- _Esercizio 1_: Ricopia senza cambiare nulla le voci, da quella che contiene "day-info: Sunrise: 8:26" giù fino a quella che contiene "table-row: 20 Sunrise: 8:38", entrambe comprese.

- _Estratto della pagina_:
Molto spesso alla sera tardi, spengo la luce e buonanotte ai suonatori, buonanotte al secchio e chi s’è visto s’è visto.


Accompagnata da una bella sfilza di proverbi , mi giro su un fianco e zacchete, Morfeo e’ li’ in agguato con le sue belle braccia morbide e avvolgenti, dal vago sapore di biancheria appena lavata e pesanti lenzuola di lino grezzo, come quelle che mia nonna Virginia ricamava con due pregiatissime iniziali intrecciate “VT”, da autentica regina come del resto lei era.



Le brillavano gli occhi quando sentiva parlare di Maria José e io che vedevo alla televisione questa vecchina, tutta stropicciata , su di una sedia a rotelle, con le labbra sottilissime, sempre laccate di un rosso vivo e gli occhialoni grossi come due fanali, mi dicevo “ma dov’è che la trova bella?”.


Poi pensavo a Carolina di Monaco, a Lady Diana, anche a Camilla, va’ già che siamo nel parterre de rois, e il conto e’ presto fatto.


Se arriverò mai a vivere da anziana ( e spero saggia! ), le vedrò anch’io meravigliose lo stesso le mie icone di oggi, una Carolina piena di rughe, una Raina di Giordania magari ingrassata irrimediabilmente e flaccida, una Camilla Parker…beh, lei già adesso e’ una “anta” ma ci tengo a sottolineare sempre con grande dignità…


Loro, nel mio pensiero, saranno sempre ferme a oggi, proprio come faceva mia nonna. Quello era il suo tempo migliore e lei lo surgelava cosi’.


Lei, che lavorava sempre; me la ricordo avvolta in nuvole di vapore, in quella cucina da cui uscivano quintali di lattughe, di biscotti brutti e buoni, di baci di dama, come li chiamava lei, quei dolcetti tutto burro, fatti a palline…


E i capunsei, quanti capunsei, tutti con la giusta dimensione e il giusto colore, quasi bianco, da pane raffermo, rosette o pane all’olio, punteggiato qua e la’ da un’idea di prezzemolo.


Il sapore era divino e le mie papille gustative ne conservano intatti gli estremi, tanto che saprei sempre distinguere un buon capunsel da uno birbantello che fa solo finta di essere autentico ; ma deve stare attento il signorino, perché a me non la fa mica, sapete?

- _Dati di partenza_:

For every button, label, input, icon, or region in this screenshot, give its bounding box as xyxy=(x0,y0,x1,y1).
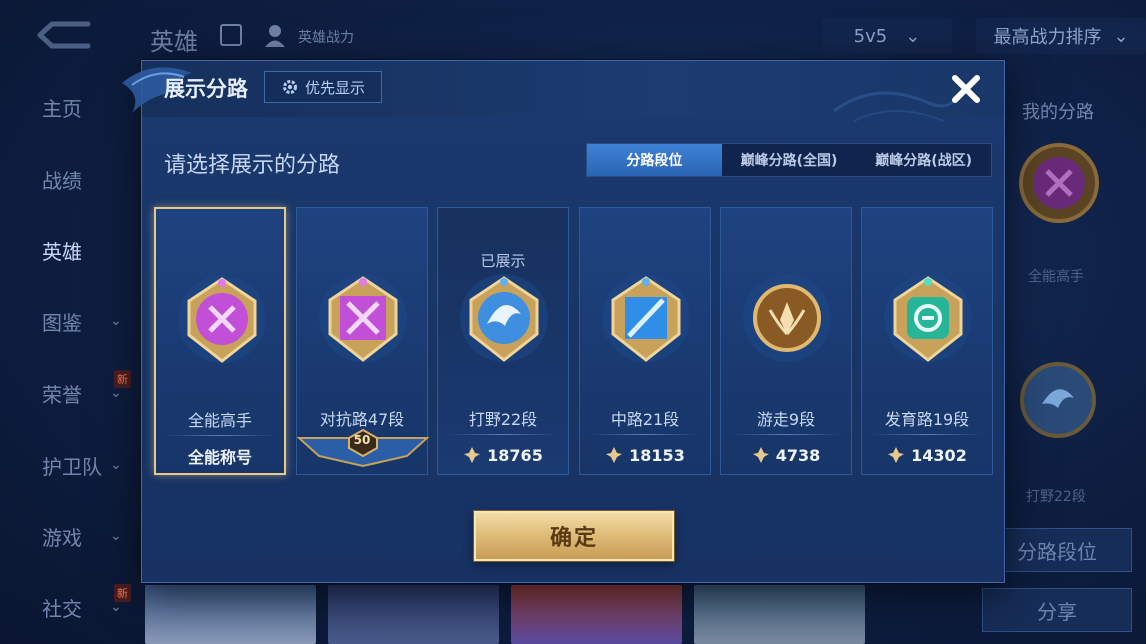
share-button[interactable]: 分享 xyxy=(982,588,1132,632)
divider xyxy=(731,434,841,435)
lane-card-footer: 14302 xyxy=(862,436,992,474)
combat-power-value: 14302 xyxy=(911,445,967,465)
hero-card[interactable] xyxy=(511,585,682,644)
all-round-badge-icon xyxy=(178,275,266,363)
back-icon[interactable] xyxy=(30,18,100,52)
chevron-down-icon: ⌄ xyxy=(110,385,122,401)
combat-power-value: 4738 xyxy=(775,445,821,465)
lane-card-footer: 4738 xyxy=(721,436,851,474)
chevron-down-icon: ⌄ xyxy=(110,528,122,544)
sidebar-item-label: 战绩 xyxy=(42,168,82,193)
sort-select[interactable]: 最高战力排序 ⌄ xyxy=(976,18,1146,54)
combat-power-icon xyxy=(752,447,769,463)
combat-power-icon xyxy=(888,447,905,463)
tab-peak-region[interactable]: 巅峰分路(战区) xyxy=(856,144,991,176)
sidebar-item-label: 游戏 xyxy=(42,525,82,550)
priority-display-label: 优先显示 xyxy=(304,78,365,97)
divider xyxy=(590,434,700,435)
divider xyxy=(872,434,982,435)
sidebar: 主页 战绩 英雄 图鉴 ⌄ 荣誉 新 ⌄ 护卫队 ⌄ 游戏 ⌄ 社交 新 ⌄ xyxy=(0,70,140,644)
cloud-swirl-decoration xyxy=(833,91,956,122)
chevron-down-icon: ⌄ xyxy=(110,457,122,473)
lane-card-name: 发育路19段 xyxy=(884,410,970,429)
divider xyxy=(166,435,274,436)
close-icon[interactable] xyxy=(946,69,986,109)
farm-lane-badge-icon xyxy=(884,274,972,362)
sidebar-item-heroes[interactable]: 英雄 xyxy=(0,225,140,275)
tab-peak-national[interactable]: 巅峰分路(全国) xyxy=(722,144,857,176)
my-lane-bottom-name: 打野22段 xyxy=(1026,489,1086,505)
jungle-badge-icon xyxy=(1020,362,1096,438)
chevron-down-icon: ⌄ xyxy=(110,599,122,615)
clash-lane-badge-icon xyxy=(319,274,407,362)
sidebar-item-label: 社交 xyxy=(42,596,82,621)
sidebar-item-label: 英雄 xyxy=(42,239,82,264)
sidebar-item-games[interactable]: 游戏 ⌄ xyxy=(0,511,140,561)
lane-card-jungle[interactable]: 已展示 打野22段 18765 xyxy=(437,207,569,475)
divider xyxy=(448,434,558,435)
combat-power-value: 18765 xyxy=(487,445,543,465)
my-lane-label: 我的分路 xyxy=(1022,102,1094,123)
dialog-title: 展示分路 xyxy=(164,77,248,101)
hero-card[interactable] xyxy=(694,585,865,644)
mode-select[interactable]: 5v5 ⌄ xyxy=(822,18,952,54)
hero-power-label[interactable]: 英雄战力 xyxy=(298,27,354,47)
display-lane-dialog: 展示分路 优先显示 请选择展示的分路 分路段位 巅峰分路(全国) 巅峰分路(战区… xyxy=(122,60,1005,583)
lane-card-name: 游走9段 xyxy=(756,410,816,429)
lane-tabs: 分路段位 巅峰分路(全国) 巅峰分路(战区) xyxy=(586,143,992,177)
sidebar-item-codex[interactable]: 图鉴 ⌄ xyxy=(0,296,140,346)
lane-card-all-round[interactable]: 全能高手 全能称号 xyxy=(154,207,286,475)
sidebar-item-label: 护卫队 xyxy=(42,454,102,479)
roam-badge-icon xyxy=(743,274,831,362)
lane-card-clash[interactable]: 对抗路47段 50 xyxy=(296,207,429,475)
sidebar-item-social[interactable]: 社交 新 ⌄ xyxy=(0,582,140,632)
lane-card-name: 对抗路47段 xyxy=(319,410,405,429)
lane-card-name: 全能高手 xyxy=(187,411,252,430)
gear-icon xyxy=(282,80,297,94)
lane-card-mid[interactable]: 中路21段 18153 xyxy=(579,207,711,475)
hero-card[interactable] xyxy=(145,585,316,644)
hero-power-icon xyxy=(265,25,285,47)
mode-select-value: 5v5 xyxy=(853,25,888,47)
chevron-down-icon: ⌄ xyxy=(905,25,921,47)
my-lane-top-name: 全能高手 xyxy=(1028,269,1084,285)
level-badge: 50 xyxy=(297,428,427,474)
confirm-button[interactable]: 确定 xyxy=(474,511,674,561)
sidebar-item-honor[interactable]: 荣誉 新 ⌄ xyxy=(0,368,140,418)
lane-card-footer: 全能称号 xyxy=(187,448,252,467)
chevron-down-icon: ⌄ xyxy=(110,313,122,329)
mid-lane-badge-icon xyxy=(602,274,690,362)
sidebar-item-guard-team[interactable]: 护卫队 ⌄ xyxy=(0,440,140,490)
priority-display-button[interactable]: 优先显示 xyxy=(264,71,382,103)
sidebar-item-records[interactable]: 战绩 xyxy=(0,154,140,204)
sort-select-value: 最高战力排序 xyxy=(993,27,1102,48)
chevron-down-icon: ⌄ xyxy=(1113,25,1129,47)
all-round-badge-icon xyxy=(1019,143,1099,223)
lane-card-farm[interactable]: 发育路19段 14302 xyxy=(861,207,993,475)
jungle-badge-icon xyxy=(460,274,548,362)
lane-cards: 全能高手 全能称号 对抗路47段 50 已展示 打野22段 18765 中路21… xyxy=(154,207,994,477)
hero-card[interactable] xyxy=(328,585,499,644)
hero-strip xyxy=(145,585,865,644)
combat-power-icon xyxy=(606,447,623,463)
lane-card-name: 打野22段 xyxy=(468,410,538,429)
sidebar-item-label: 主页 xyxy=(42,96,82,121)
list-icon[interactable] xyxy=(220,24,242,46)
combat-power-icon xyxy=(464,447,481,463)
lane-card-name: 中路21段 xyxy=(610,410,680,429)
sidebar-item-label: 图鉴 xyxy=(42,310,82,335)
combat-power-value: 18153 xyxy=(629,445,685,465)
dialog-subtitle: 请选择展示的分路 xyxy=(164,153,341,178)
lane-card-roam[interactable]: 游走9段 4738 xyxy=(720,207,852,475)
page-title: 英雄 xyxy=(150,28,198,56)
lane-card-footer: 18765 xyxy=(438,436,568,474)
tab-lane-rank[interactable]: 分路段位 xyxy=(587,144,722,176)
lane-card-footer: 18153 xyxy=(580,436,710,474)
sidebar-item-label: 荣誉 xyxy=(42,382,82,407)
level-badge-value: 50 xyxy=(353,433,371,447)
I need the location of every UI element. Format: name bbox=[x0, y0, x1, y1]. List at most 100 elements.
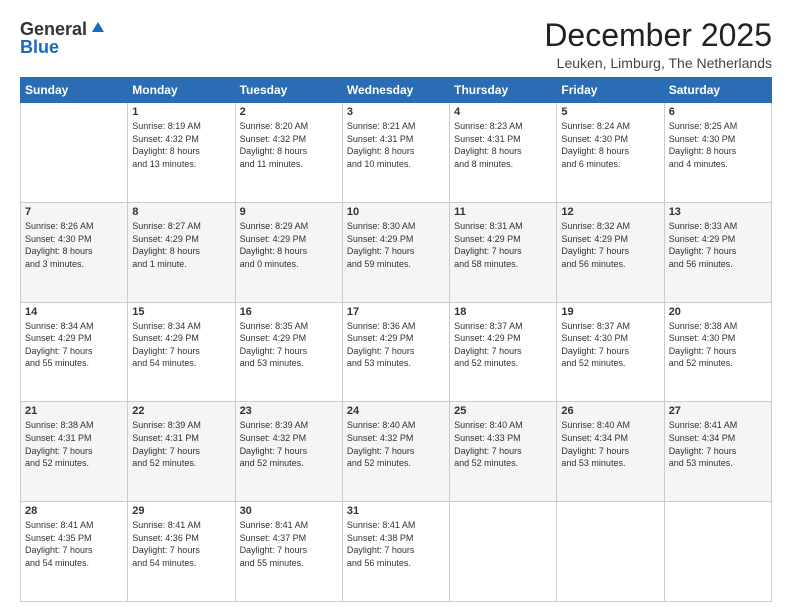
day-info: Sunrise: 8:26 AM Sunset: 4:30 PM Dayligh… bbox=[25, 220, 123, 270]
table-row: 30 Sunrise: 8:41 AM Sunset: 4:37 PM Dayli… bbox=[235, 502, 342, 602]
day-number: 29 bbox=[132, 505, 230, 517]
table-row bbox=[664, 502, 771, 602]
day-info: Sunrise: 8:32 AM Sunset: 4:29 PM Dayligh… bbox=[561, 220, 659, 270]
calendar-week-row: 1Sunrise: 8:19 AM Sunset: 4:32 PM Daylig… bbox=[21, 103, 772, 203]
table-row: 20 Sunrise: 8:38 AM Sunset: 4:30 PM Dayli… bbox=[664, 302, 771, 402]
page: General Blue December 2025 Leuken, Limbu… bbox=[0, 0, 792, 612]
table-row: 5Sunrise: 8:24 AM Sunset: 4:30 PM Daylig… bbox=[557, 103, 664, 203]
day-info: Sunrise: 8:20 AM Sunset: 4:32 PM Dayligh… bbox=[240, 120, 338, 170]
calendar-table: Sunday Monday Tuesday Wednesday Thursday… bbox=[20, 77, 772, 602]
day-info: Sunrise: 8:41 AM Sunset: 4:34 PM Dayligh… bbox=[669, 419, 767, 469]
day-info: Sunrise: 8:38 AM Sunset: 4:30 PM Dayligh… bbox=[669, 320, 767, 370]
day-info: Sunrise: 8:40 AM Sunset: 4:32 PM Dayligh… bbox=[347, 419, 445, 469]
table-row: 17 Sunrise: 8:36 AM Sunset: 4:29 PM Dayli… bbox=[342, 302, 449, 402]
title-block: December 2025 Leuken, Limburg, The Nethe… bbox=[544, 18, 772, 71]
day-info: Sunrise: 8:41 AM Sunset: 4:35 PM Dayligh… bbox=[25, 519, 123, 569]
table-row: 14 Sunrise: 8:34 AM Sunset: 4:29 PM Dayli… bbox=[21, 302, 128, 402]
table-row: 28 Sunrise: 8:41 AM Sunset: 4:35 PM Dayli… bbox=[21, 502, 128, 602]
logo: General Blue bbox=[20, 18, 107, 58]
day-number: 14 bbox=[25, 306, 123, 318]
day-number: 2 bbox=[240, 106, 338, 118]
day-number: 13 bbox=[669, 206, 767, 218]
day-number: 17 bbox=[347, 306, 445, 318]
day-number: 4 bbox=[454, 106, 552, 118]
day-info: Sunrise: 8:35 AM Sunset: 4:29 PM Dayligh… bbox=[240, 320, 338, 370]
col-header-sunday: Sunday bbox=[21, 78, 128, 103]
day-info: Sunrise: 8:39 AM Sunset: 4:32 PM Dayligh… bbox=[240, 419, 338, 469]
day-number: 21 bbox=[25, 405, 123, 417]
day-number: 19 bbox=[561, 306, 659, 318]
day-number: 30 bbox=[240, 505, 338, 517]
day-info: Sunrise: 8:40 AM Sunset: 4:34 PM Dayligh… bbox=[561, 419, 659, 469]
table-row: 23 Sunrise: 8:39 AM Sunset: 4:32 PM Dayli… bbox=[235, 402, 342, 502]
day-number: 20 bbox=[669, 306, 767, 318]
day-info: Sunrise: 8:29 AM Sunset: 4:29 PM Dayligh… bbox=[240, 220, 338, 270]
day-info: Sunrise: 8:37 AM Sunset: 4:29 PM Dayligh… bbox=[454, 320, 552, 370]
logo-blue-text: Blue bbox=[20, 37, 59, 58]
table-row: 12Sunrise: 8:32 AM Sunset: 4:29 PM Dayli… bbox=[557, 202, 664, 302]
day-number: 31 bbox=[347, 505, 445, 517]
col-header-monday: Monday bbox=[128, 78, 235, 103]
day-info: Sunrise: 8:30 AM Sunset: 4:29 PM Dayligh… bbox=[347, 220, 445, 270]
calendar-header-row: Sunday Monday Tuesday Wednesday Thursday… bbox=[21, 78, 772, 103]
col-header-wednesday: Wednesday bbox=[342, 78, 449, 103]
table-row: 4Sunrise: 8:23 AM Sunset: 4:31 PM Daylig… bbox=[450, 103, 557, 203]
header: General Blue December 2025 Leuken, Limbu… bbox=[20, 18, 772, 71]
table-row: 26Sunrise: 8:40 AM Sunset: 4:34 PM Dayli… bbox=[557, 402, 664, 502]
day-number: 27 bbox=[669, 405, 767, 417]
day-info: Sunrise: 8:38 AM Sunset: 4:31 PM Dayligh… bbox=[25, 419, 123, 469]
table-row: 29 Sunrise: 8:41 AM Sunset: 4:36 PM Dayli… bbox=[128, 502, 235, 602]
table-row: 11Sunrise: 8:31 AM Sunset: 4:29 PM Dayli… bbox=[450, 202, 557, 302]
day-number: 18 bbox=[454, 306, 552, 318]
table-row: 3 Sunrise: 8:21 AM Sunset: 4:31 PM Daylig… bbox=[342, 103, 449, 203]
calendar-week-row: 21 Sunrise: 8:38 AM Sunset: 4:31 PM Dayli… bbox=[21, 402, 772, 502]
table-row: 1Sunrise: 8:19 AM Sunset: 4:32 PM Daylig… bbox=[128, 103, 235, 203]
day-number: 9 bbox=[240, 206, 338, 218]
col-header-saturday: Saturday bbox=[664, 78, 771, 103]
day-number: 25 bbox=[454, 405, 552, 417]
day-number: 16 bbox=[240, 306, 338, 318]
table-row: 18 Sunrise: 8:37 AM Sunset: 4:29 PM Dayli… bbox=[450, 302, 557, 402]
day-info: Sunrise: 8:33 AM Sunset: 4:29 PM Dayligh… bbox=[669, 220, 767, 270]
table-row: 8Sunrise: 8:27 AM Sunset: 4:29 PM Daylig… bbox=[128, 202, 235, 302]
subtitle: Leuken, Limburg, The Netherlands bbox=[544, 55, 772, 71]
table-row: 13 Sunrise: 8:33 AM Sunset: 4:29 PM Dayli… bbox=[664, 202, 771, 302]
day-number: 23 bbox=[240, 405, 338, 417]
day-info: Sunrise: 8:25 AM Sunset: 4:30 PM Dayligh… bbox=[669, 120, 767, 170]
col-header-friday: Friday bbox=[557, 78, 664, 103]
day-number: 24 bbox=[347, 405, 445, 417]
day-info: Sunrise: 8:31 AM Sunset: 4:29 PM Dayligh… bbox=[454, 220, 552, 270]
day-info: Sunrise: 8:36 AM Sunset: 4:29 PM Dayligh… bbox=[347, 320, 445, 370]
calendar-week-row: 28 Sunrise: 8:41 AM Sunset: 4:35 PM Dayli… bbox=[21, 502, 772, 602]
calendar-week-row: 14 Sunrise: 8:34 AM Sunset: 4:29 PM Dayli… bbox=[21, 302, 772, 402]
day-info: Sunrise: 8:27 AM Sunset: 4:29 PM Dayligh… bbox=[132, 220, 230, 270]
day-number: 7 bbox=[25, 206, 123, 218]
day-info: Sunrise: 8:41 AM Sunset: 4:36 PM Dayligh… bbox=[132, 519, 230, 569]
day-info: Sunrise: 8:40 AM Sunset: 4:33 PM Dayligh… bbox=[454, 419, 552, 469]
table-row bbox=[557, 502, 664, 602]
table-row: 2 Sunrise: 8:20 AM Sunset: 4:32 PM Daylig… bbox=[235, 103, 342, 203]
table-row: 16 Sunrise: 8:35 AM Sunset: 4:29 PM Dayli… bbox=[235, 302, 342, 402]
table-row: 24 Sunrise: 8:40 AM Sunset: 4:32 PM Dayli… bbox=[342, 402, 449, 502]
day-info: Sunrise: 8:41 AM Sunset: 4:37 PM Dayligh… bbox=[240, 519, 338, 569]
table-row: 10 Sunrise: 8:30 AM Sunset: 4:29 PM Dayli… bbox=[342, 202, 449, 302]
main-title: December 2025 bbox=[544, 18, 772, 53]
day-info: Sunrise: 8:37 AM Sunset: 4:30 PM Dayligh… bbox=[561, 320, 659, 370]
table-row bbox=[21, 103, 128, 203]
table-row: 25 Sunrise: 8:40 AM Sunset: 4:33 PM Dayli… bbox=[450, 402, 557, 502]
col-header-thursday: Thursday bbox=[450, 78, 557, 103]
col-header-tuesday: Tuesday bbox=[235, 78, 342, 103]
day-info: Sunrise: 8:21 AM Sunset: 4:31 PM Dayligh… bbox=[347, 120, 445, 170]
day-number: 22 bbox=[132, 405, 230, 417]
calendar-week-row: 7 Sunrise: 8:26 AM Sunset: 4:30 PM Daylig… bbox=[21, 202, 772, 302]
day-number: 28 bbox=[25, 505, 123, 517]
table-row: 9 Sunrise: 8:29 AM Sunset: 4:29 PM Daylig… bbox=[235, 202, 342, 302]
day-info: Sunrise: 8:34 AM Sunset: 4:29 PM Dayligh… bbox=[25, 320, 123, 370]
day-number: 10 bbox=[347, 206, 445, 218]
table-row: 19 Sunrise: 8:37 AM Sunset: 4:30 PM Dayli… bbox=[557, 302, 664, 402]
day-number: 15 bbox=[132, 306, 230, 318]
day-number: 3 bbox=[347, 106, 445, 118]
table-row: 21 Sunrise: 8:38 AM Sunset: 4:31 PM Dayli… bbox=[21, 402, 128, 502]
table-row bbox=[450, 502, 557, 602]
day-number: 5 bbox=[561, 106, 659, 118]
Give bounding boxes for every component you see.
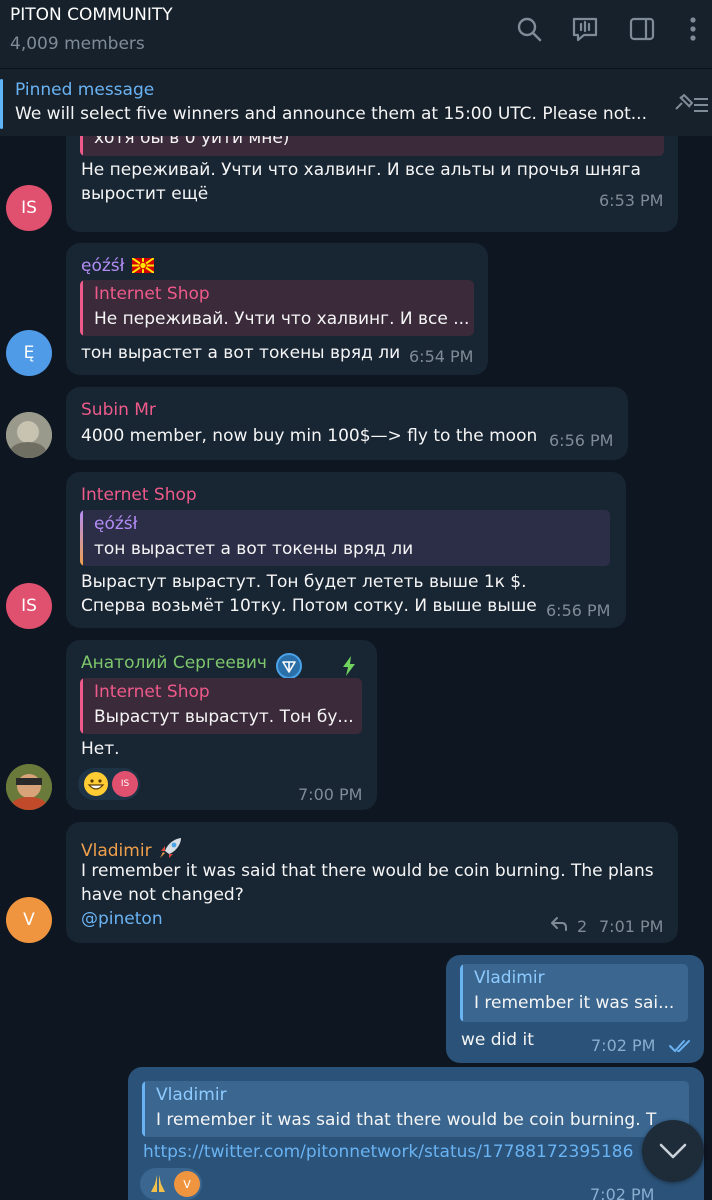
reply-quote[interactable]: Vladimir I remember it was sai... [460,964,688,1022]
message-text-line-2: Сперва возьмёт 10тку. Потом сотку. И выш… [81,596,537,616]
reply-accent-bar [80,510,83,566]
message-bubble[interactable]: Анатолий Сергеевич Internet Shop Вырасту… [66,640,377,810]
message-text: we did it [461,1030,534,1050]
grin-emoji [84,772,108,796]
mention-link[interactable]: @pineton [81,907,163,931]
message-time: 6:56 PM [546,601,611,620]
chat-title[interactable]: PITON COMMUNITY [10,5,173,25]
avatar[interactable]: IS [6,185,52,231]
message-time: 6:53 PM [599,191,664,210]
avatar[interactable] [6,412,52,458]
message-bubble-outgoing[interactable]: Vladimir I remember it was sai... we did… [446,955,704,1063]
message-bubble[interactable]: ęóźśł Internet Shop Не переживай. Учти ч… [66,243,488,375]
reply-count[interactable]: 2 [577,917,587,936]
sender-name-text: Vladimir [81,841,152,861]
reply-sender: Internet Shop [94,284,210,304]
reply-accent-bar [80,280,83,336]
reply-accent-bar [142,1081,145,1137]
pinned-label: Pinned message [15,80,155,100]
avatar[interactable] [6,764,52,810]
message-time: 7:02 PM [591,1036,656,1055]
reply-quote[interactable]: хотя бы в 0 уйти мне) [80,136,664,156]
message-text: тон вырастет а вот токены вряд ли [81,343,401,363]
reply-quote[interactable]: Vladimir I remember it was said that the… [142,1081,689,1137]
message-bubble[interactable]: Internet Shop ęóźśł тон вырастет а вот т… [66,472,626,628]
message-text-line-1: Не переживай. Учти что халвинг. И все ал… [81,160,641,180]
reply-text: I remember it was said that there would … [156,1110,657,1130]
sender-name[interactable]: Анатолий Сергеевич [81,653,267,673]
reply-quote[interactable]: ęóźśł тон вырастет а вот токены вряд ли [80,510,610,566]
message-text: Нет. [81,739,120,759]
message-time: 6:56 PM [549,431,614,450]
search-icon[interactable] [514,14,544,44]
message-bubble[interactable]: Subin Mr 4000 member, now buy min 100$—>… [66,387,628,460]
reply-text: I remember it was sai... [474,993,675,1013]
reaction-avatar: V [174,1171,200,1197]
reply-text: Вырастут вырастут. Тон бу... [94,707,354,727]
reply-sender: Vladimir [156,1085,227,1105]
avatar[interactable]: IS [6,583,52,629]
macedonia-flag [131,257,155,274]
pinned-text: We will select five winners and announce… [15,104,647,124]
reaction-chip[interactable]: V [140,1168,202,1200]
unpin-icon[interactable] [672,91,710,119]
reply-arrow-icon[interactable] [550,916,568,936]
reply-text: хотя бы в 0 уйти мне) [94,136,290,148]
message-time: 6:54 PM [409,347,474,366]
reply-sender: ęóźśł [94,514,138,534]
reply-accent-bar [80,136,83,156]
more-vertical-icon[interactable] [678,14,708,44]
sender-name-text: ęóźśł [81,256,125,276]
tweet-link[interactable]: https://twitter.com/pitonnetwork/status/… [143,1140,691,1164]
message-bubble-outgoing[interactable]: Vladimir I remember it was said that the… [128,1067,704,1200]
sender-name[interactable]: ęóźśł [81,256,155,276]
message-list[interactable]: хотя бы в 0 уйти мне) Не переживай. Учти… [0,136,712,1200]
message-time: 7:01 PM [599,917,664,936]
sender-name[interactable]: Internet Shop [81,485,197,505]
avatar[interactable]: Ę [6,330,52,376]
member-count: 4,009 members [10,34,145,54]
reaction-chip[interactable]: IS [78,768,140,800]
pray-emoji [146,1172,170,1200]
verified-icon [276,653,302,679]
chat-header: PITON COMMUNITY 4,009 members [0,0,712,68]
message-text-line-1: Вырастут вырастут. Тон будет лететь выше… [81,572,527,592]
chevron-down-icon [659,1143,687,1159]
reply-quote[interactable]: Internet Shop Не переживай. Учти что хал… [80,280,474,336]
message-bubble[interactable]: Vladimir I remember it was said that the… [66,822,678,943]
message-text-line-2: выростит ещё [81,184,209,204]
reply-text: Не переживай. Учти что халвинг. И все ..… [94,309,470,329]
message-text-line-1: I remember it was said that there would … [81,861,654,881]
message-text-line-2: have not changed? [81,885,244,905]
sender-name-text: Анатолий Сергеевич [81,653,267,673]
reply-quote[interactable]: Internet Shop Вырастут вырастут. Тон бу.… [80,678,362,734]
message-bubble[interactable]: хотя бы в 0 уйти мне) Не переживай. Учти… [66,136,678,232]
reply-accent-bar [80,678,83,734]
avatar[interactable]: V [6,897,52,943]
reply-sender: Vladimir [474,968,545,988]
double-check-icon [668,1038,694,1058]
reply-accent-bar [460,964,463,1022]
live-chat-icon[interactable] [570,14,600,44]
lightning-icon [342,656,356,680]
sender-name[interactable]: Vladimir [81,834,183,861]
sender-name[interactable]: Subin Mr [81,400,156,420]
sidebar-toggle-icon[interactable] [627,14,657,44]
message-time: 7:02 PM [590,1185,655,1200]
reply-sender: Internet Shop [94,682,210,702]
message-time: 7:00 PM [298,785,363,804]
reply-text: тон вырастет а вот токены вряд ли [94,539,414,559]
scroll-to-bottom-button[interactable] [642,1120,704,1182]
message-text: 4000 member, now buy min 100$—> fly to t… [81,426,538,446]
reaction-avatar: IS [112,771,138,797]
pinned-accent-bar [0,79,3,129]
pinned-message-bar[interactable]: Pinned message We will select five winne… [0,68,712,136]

- _Esercizio 2_: Nel brano sulla nonna, quali iniziali ricamava la nonna Virginia sulle lenzuola di lino?

- _Soluzione 1_:
day-info: Sunrise: 8:26 AM Sunset: 4:30 PM Dayligh… bbox=[25, 220, 123, 270]
table-row: 30 Sunrise: 8:41 AM Sunset: 4:37 PM Dayli… bbox=[235, 502, 342, 602]
day-number: 29 bbox=[132, 505, 230, 517]
table-row bbox=[664, 502, 771, 602]
day-info: Sunrise: 8:32 AM Sunset: 4:29 PM Dayligh… bbox=[561, 220, 659, 270]
calendar-week-row: 1Sunrise: 8:19 AM Sunset: 4:32 PM Daylig… bbox=[21, 103, 772, 203]
table-row: 20 Sunrise: 8:38 AM Sunset: 4:30 PM Dayli… bbox=[664, 302, 771, 402]

- _Soluzione 2_: Due iniziali intrecciate: "VT".